Excerpt from a dataset:
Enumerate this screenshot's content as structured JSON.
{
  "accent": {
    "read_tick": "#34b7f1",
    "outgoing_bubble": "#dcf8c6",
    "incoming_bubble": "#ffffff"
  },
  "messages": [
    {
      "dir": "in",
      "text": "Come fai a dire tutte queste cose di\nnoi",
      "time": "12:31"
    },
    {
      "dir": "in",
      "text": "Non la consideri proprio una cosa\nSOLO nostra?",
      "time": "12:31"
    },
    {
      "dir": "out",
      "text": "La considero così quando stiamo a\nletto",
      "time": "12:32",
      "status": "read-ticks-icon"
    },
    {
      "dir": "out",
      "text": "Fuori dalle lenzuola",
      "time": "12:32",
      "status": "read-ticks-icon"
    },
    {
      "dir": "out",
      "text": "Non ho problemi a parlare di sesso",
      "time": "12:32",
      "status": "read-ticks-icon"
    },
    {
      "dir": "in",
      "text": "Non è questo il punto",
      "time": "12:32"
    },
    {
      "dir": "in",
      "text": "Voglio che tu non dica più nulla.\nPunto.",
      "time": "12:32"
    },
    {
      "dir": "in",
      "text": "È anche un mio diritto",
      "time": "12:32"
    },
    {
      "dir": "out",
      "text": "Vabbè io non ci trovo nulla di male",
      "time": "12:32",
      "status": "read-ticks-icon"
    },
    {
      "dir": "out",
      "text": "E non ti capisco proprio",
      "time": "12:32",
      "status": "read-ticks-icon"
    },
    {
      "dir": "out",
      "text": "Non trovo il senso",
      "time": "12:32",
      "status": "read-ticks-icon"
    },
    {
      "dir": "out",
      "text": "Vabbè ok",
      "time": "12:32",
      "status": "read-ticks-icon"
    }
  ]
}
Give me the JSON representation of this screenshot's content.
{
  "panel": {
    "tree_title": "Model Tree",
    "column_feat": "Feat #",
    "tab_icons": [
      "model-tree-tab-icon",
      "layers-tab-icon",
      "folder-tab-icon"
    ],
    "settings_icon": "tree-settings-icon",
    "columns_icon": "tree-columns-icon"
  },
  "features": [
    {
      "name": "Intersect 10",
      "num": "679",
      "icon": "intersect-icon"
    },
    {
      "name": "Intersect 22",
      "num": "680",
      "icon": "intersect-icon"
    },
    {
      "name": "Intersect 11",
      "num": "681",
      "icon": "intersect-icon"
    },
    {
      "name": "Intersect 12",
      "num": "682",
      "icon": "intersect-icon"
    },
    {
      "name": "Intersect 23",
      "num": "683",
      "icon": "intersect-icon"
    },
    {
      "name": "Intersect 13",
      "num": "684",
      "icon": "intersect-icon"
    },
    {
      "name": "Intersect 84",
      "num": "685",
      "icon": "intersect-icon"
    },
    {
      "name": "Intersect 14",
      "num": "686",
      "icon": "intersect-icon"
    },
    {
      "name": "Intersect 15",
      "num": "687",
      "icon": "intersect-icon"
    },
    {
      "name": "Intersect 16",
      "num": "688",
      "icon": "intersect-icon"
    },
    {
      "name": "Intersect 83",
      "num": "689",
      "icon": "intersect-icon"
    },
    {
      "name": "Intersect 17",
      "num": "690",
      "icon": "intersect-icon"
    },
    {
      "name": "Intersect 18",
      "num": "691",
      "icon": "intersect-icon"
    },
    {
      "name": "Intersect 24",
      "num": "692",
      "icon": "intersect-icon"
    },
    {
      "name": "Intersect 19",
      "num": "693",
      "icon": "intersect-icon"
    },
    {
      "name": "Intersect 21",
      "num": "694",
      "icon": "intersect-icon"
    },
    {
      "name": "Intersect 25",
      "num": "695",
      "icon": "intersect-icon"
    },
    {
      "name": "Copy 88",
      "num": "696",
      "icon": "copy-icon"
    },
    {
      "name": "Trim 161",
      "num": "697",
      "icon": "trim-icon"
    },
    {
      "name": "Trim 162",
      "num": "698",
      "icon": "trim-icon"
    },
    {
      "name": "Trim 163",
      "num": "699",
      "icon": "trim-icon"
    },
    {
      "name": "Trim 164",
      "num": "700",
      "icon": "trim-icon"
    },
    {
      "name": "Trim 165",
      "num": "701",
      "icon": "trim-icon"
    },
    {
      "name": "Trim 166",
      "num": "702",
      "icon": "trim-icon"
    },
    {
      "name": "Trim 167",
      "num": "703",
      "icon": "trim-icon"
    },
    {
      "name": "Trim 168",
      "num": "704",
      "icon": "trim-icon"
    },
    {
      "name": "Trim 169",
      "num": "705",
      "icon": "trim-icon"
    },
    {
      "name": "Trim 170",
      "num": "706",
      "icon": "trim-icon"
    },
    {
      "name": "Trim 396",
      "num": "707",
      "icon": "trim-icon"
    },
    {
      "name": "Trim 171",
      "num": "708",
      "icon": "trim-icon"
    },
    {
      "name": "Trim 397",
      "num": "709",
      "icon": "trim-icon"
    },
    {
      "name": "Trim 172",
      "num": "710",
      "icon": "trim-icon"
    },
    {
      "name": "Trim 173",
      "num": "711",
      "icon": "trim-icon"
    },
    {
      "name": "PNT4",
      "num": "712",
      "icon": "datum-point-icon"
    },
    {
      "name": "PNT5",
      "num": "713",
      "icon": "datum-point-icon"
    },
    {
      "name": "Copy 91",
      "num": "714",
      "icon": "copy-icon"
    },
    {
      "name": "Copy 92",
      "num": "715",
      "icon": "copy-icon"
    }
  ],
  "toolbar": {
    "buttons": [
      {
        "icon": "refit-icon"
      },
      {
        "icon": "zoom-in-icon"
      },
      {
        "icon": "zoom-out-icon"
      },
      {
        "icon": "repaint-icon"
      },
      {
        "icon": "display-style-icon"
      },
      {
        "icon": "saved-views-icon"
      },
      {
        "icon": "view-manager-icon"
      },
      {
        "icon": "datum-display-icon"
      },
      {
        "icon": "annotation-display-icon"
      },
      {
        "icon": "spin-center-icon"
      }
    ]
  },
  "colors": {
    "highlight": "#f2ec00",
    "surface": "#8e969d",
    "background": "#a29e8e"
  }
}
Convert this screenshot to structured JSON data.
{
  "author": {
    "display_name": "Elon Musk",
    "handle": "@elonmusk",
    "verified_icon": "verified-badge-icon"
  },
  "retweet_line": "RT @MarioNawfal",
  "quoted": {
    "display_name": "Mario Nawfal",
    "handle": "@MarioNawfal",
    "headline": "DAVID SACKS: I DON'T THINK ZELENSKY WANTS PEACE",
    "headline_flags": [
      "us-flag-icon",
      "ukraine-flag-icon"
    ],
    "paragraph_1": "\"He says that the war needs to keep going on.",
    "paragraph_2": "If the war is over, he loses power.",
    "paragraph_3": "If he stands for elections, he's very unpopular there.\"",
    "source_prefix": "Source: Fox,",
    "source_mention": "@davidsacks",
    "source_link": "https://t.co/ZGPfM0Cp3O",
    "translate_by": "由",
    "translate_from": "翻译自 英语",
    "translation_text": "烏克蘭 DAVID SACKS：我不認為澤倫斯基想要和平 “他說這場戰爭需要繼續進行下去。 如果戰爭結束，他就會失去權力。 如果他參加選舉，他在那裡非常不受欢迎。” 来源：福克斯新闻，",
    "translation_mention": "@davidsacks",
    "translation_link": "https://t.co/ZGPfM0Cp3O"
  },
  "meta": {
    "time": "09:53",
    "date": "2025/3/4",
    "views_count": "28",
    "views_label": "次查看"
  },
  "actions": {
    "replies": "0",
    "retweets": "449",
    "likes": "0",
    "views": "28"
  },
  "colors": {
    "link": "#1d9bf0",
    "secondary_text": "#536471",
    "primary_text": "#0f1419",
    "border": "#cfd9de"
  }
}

▶ [TASK OBJECTIVE]: Copy every line verbatim.

▶ [THE SOLUTION]:
Enumerate this screenshot's content as structured JSON.
{
  "accent": {
    "read_tick": "#34b7f1",
    "outgoing_bubble": "#dcf8c6",
    "incoming_bubble": "#ffffff"
  },
  "messages": [
    {
      "dir": "in",
      "text": "Come fai a dire tutte queste cose di\nnoi",
      "time": "12:31"
    },
    {
      "dir": "in",
      "text": "Non la consideri proprio una cosa\nSOLO nostra?",
      "time": "12:31"
    },
    {
      "dir": "out",
      "text": "La considero così quando stiamo a\nletto",
      "time": "12:32",
      "status": "read-ticks-icon"
    },
    {
      "dir": "out",
      "text": "Fuori dalle lenzuola",
      "time": "12:32",
      "status": "read-ticks-icon"
    },
    {
      "dir": "out",
      "text": "Non ho problemi a parlare di sesso",
      "time": "12:32",
      "status": "read-ticks-icon"
    },
    {
      "dir": "in",
      "text": "Non è questo il punto",
      "time": "12:32"
    },
    {
      "dir": "in",
      "text": "Voglio che tu non dica più nulla.\nPunto.",
      "time": "12:32"
    },
    {
      "dir": "in",
      "text": "È anche un mio diritto",
      "time": "12:32"
    },
    {
      "dir": "out",
      "text": "Vabbè io non ci trovo nulla di male",
      "time": "12:32",
      "status": "read-ticks-icon"
    },
    {
      "dir": "out",
      "text": "E non ti capisco proprio",
      "time": "12:32",
      "status": "read-ticks-icon"
    },
    {
      "dir": "out",
      "text": "Non trovo il senso",
      "time": "12:32",
      "status": "read-ticks-icon"
    },
    {
      "dir": "out",
      "text": "Vabbè ok",
      "time": "12:32",
      "status": "read-ticks-icon"
    }
  ]
}
Give me the JSON representation of this screenshot's content.
{
  "panel": {
    "tree_title": "Model Tree",
    "column_feat": "Feat #",
    "tab_icons": [
      "model-tree-tab-icon",
      "layers-tab-icon",
      "folder-tab-icon"
    ],
    "settings_icon": "tree-settings-icon",
    "columns_icon": "tree-columns-icon"
  },
  "features": [
    {
      "name": "Intersect 10",
      "num": "679",
      "icon": "intersect-icon"
    },
    {
      "name": "Intersect 22",
      "num": "680",
      "icon": "intersect-icon"
    },
    {
      "name": "Intersect 11",
      "num": "681",
      "icon": "intersect-icon"
    },
    {
      "name": "Intersect 12",
      "num": "682",
      "icon": "intersect-icon"
    },
    {
      "name": "Intersect 23",
      "num": "683",
      "icon": "intersect-icon"
    },
    {
      "name": "Intersect 13",
      "num": "684",
      "icon": "intersect-icon"
    },
    {
      "name": "Intersect 84",
      "num": "685",
      "icon": "intersect-icon"
    },
    {
      "name": "Intersect 14",
      "num": "686",
      "icon": "intersect-icon"
    },
    {
      "name": "Intersect 15",
      "num": "687",
      "icon": "intersect-icon"
    },
    {
      "name": "Intersect 16",
      "num": "688",
      "icon": "intersect-icon"
    },
    {
      "name": "Intersect 83",
      "num": "689",
      "icon": "intersect-icon"
    },
    {
      "name": "Intersect 17",
      "num": "690",
      "icon": "intersect-icon"
    },
    {
      "name": "Intersect 18",
      "num": "691",
      "icon": "intersect-icon"
    },
    {
      "name": "Intersect 24",
      "num": "692",
      "icon": "intersect-icon"
    },
    {
      "name": "Intersect 19",
      "num": "693",
      "icon": "intersect-icon"
    },
    {
      "name": "Intersect 21",
      "num": "694",
      "icon": "intersect-icon"
    },
    {
      "name": "Intersect 25",
      "num": "695",
      "icon": "intersect-icon"
    },
    {
      "name": "Copy 88",
      "num": "696",
      "icon": "copy-icon"
    },
    {
      "name": "Trim 161",
      "num": "697",
      "icon": "trim-icon"
    },
    {
      "name": "Trim 162",
      "num": "698",
      "icon": "trim-icon"
    },
    {
      "name": "Trim 163",
      "num": "699",
      "icon": "trim-icon"
    },
    {
      "name": "Trim 164",
      "num": "700",
      "icon": "trim-icon"
    },
    {
      "name": "Trim 165",
      "num": "701",
      "icon": "trim-icon"
    },
    {
      "name": "Trim 166",
      "num": "702",
      "icon": "trim-icon"
    },
    {
      "name": "Trim 167",
      "num": "703",
      "icon": "trim-icon"
    },
    {
      "name": "Trim 168",
      "num": "704",
      "icon": "trim-icon"
    },
    {
      "name": "Trim 169",
      "num": "705",
      "icon": "trim-icon"
    },
    {
      "name": "Trim 170",
      "num": "706",
      "icon": "trim-icon"
    },
    {
      "name": "Trim 396",
      "num": "707",
      "icon": "trim-icon"
    },
    {
      "name": "Trim 171",
      "num": "708",
      "icon": "trim-icon"
    },
    {
      "name": "Trim 397",
      "num": "709",
      "icon": "trim-icon"
    },
    {
      "name": "Trim 172",
      "num": "710",
      "icon": "trim-icon"
    },
    {
      "name": "Trim 173",
      "num": "711",
      "icon": "trim-icon"
    },
    {
      "name": "PNT4",
      "num": "712",
      "icon": "datum-point-icon"
    },
    {
      "name": "PNT5",
      "num": "713",
      "icon": "datum-point-icon"
    },
    {
      "name": "Copy 91",
      "num": "714",
      "icon": "copy-icon"
    },
    {
      "name": "Copy 92",
      "num": "715",
      "icon": "copy-icon"
    }
  ],
  "toolbar": {
    "buttons": [
      {
        "icon": "refit-icon"
      },
      {
        "icon": "zoom-in-icon"
      },
      {
        "icon": "zoom-out-icon"
      },
      {
        "icon": "repaint-icon"
      },
      {
        "icon": "display-style-icon"
      },
      {
        "icon": "saved-views-icon"
      },
      {
        "icon": "view-manager-icon"
      },
      {
        "icon": "datum-display-icon"
      },
      {
        "icon": "annotation-display-icon"
      },
      {
        "icon": "spin-center-icon"
      }
    ]
  },
  "colors": {
    "highlight": "#f2ec00",
    "surface": "#8e969d",
    "background": "#a29e8e"
  }
}
Convert this screenshot to structured JSON data.
{
  "author": {
    "display_name": "Elon Musk",
    "handle": "@elonmusk",
    "verified_icon": "verified-badge-icon"
  },
  "retweet_line": "RT @MarioNawfal",
  "quoted": {
    "display_name": "Mario Nawfal",
    "handle": "@MarioNawfal",
    "headline": "DAVID SACKS: I DON'T THINK ZELENSKY WANTS PEACE",
    "headline_flags": [
      "us-flag-icon",
      "ukraine-flag-icon"
    ],
    "paragraph_1": "\"He says that the war needs to keep going on.",
    "paragraph_2": "If the war is over, he loses power.",
    "paragraph_3": "If he stands for elections, he's very unpopular there.\"",
    "source_prefix": "Source: Fox,",
    "source_mention": "@davidsacks",
    "source_link": "https://t.co/ZGPfM0Cp3O",
    "translate_by": "由",
    "translate_from": "翻译自 英语",
    "translation_text": "烏克蘭 DAVID SACKS：我不認為澤倫斯基想要和平 “他說這場戰爭需要繼續進行下去。 如果戰爭結束，他就會失去權力。 如果他參加選舉，他在那裡非常不受欢迎。” 来源：福克斯新闻，",
    "translation_mention": "@davidsacks",
    "translation_link": "https://t.co/ZGPfM0Cp3O"
  },
  "meta": {
    "time": "09:53",
    "date": "2025/3/4",
    "views_count": "28",
    "views_label": "次查看"
  },
  "actions": {
    "replies": "0",
    "retweets": "449",
    "likes": "0",
    "views": "28"
  },
  "colors": {
    "link": "#1d9bf0",
    "secondary_text": "#536471",
    "primary_text": "#0f1419",
    "border": "#cfd9de"
  }
}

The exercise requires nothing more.